EXERCISE DIRECTIONS:
Scan the entries and tally the lines that include the string "CMND". Reply with the figure alone.

## Begin PROVIDED DATA

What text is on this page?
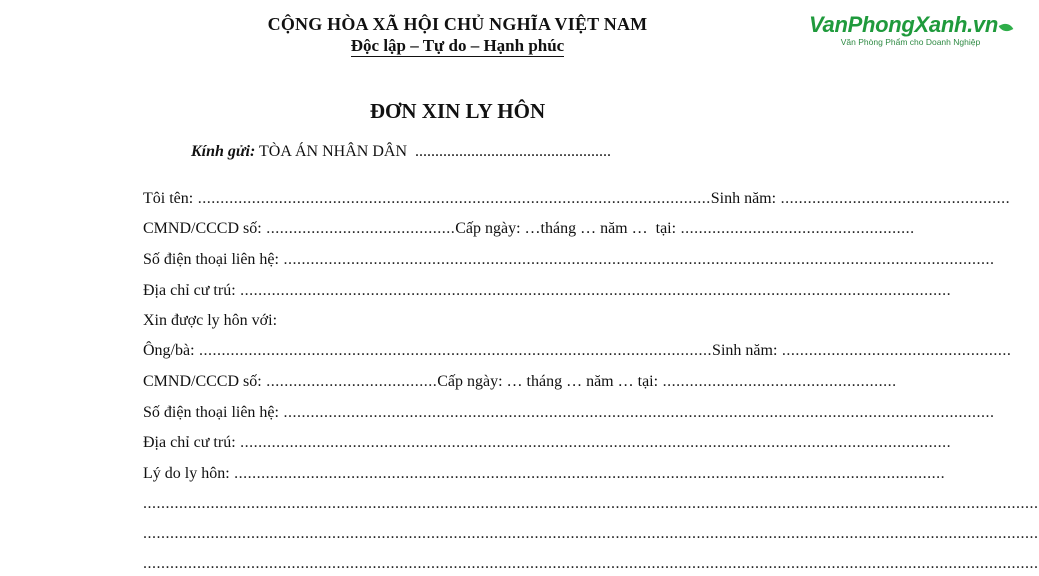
CỘNG HÒA XÃ HỘI CHỦ NGHĨA VIỆT NAM
Độc lập – Tự do – Hạnh phúc
VanPhongXanh.vn
Văn Phòng Phẩm cho Doanh Nghiệp
ĐƠN XIN LY HÔN
Kính gửi: TÒA ÁN NHÂN DÂN  .................................................
Tôi tên: .................................................................................................................. Sinh năm: ...................................................
CMND/CCCD số: .......................................... Cấp ngày: …tháng … năm … tại: ....................................................
Số điện thoại liên hệ: ..............................................................................................................................................................
Địa chỉ cư trú: ..............................................................................................................................................................
Xin được ly hôn với:
Ông/bà: .................................................................................................................. Sinh năm: ...................................................
CMND/CCCD số: ...................................... Cấp ngày: … tháng … năm … tại: ....................................................
Số điện thoại liên hệ: ..............................................................................................................................................................
Địa chỉ cư trú: ..............................................................................................................................................................
Lý do ly hôn: ..............................................................................................................................................................
.......................................................................................................................................................................................................
.......................................................................................................................................................................................................
.......................................................................................................................................................................................................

## End PROVIDED DATA

FINAL RESULT:
2